◆ Stated task:
Only the lines holding the string "Rotkäppchen" are needed. Copy each one.

◆ Data entries:
_ _ _
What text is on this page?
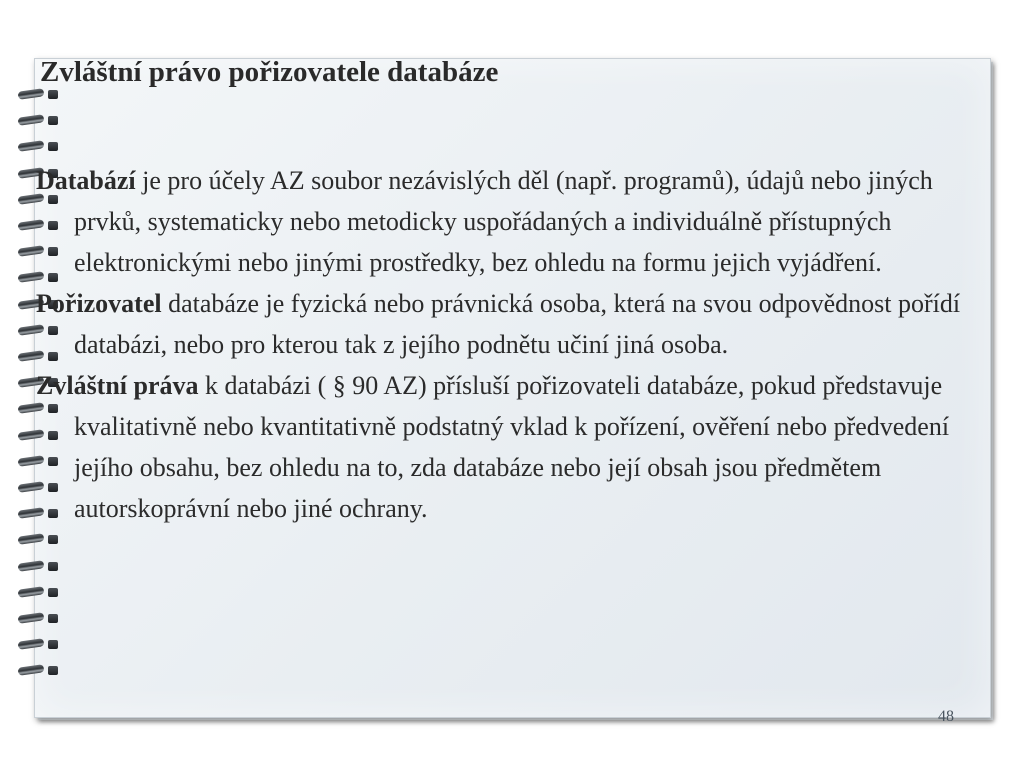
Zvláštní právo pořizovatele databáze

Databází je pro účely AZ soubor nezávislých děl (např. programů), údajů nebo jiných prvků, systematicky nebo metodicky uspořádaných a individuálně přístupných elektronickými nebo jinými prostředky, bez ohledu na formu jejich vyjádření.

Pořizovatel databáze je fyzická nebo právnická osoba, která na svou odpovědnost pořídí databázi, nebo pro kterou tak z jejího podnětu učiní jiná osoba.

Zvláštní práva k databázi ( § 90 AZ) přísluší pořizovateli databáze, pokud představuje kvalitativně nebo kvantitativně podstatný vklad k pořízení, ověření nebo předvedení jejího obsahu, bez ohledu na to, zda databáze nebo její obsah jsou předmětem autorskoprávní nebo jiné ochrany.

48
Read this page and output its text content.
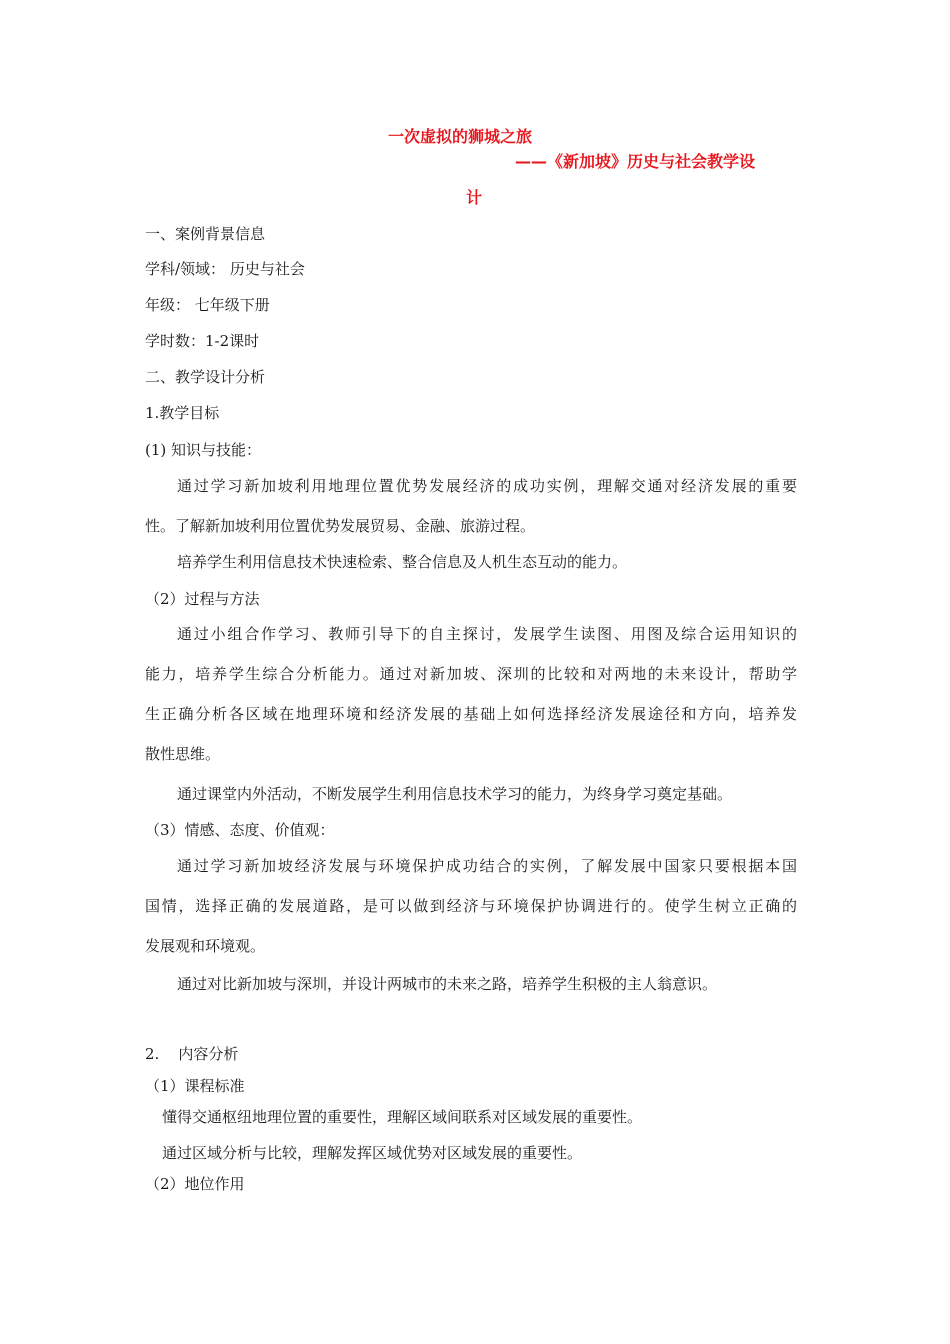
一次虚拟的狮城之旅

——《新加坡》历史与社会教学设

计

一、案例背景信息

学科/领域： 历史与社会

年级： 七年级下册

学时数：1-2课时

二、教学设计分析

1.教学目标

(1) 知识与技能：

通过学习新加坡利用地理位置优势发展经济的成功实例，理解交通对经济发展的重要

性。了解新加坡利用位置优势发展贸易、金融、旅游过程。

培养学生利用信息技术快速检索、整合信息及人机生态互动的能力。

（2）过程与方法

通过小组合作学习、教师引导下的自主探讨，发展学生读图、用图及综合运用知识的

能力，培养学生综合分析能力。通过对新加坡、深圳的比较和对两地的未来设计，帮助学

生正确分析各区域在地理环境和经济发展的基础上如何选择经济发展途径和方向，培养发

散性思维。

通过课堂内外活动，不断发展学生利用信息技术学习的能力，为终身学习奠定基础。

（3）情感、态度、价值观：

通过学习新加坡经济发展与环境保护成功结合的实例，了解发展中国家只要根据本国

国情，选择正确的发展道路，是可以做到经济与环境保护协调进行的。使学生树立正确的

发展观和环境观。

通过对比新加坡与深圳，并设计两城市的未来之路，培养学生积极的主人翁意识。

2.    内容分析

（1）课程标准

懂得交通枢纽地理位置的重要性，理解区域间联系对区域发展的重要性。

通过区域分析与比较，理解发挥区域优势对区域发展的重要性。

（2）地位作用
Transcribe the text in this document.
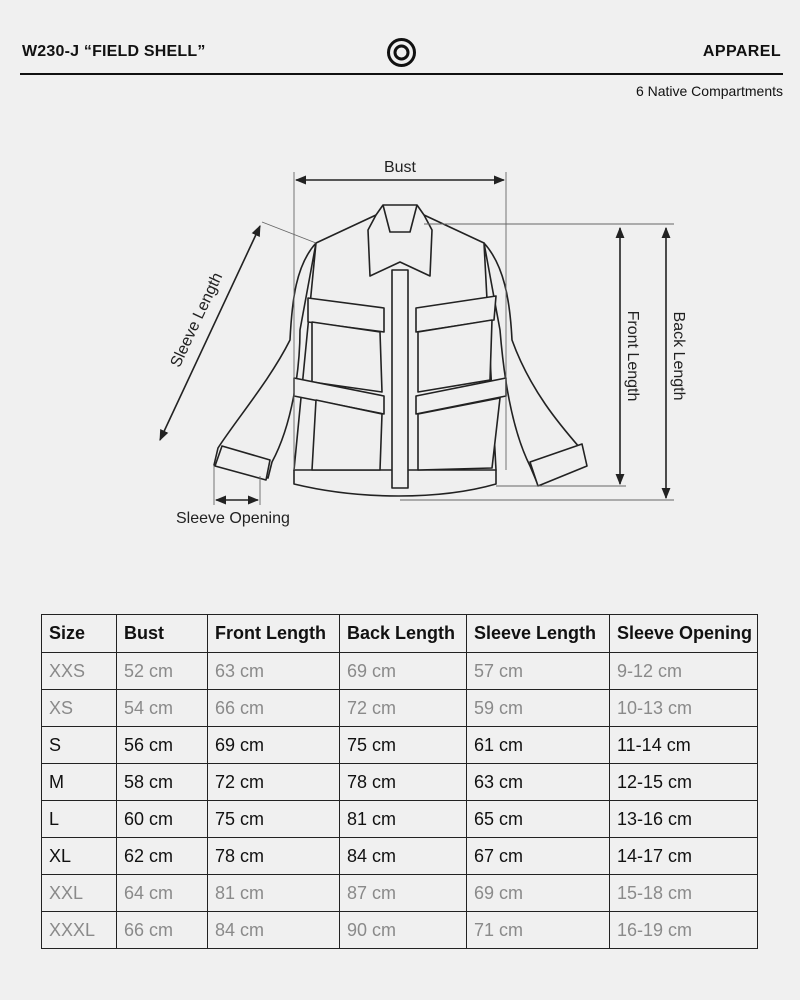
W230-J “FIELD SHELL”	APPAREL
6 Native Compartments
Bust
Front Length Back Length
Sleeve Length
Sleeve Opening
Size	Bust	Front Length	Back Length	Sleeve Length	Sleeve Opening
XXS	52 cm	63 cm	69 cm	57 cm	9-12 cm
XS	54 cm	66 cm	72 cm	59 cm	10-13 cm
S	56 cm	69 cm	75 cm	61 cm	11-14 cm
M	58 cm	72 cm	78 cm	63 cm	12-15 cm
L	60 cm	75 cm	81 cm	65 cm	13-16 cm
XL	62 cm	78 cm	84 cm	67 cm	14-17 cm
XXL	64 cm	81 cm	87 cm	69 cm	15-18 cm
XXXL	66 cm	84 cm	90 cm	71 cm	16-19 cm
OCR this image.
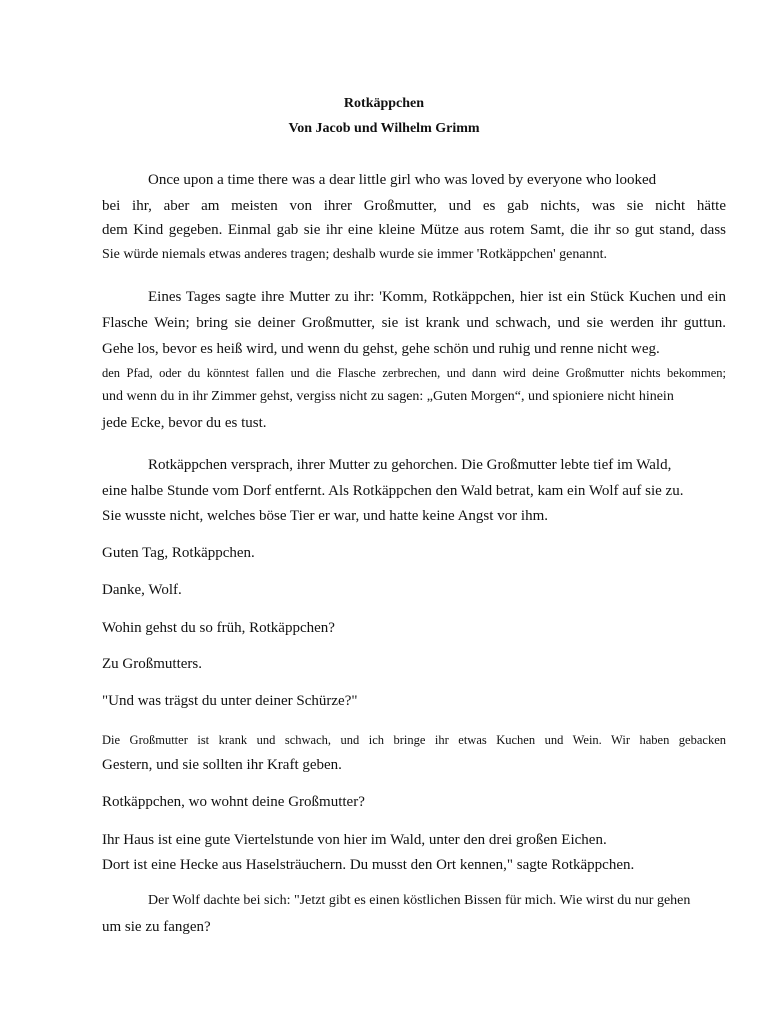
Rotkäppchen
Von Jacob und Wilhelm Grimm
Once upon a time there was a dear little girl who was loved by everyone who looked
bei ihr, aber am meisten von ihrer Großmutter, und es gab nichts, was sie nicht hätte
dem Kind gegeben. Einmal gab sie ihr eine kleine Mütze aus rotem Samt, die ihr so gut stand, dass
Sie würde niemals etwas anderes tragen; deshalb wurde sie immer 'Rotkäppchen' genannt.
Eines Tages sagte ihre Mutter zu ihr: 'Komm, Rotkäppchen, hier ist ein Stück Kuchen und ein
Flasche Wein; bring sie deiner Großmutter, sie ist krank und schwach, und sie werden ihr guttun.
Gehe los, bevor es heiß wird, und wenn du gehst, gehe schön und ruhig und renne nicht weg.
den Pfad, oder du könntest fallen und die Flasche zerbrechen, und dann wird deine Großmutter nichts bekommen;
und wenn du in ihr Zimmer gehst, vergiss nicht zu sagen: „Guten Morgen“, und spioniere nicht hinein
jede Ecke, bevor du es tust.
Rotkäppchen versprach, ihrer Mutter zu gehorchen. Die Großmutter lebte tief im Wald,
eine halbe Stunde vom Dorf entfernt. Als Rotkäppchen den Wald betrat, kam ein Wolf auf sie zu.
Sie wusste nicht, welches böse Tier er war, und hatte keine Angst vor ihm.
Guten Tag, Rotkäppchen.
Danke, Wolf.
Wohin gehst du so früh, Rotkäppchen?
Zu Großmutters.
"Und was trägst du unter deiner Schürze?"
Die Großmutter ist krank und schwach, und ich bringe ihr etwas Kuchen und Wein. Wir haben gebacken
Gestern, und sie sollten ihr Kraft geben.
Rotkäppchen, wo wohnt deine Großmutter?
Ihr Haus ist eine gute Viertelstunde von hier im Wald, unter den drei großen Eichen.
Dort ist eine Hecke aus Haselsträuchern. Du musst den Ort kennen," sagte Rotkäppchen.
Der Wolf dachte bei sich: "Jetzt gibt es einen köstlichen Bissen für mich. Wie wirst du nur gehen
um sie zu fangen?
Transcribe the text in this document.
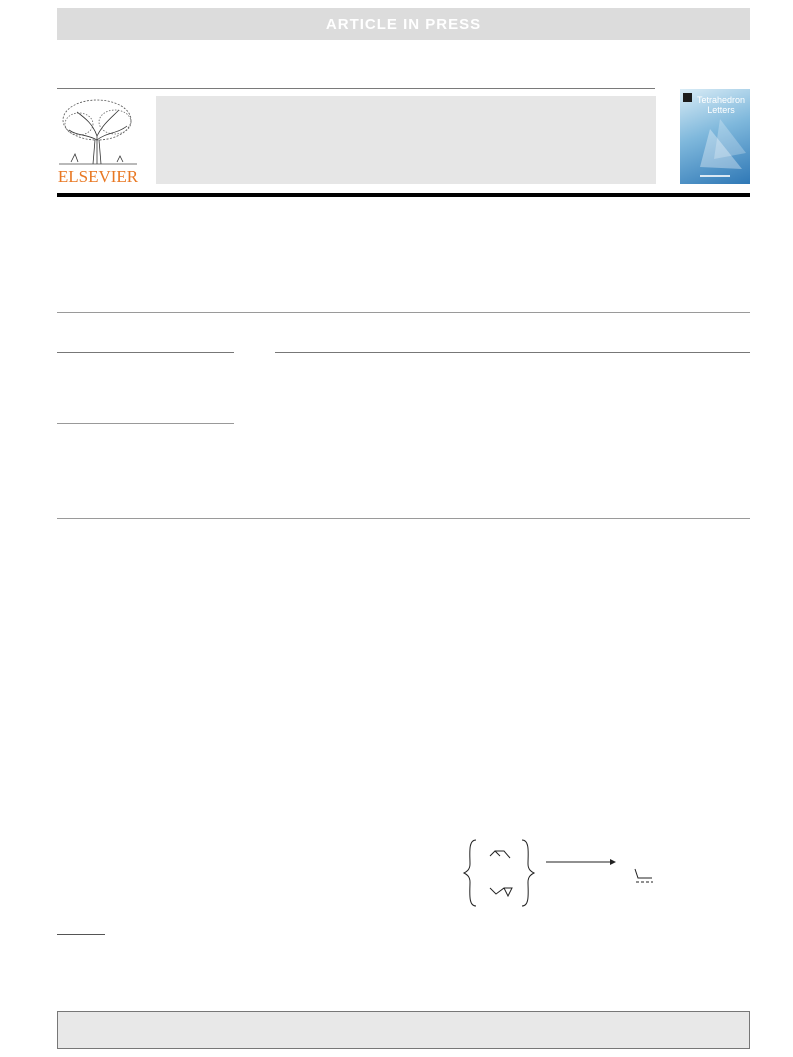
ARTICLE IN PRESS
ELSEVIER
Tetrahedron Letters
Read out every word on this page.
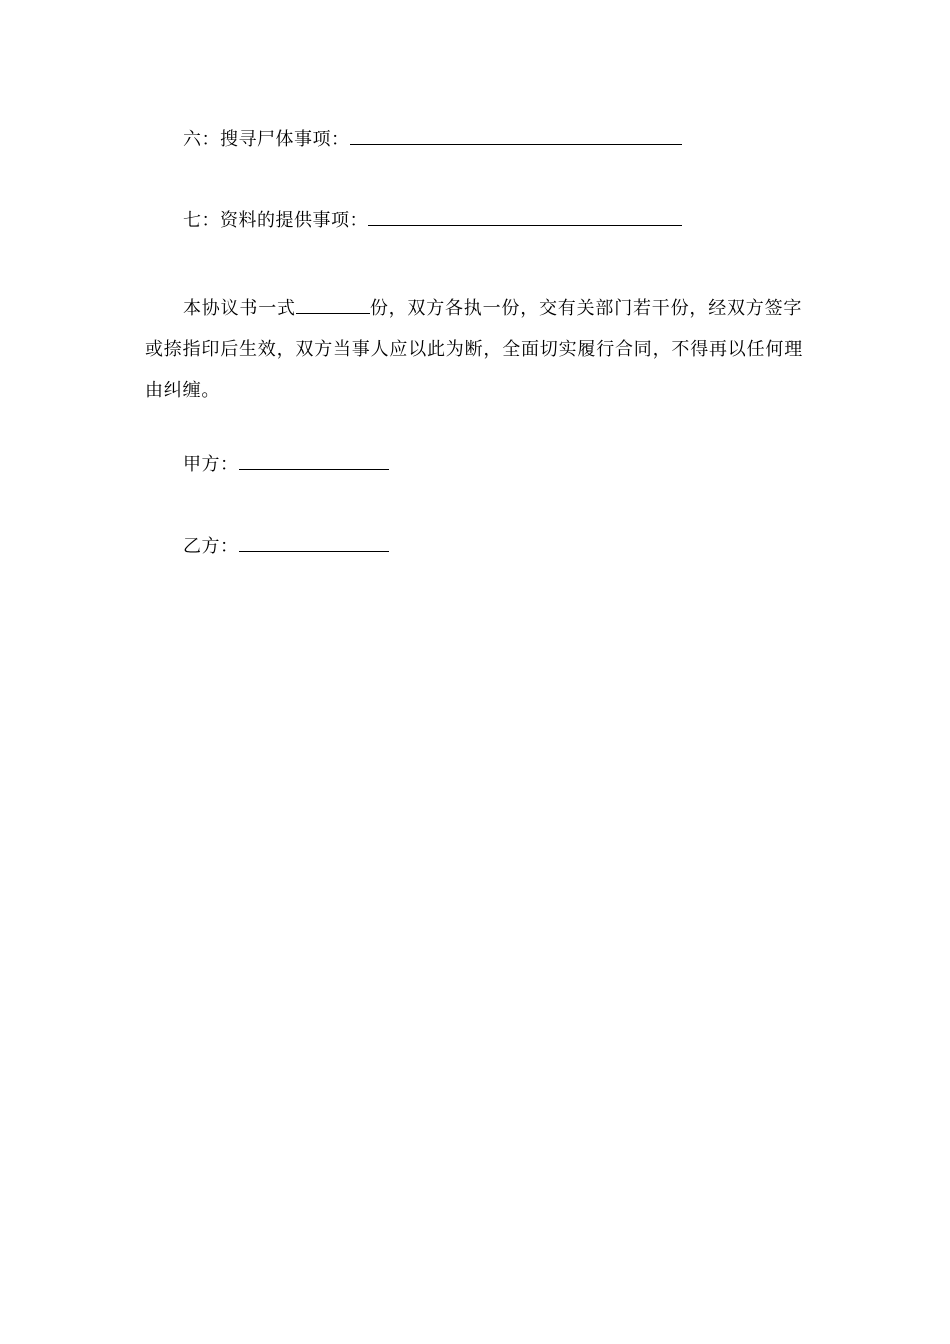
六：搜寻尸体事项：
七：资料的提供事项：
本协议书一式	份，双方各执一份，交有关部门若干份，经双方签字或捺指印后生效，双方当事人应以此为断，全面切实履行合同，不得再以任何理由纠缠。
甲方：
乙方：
_ _ _
◆ Answer:
Rotkäppchen
Sie würde niemals etwas anderes tragen; deshalb wurde sie immer 'Rotkäppchen' genannt.
Eines Tages sagte ihre Mutter zu ihr: 'Komm, Rotkäppchen, hier ist ein Stück Kuchen und ein
Rotkäppchen versprach, ihrer Mutter zu gehorchen. Die Großmutter lebte tief im Wald,
eine halbe Stunde vom Dorf entfernt. Als Rotkäppchen den Wald betrat, kam ein Wolf auf sie zu.
Guten Tag, Rotkäppchen.
Wohin gehst du so früh, Rotkäppchen?
Rotkäppchen, wo wohnt deine Großmutter?
Dort ist eine Hecke aus Haselsträuchern. Du musst den Ort kennen," sagte Rotkäppchen.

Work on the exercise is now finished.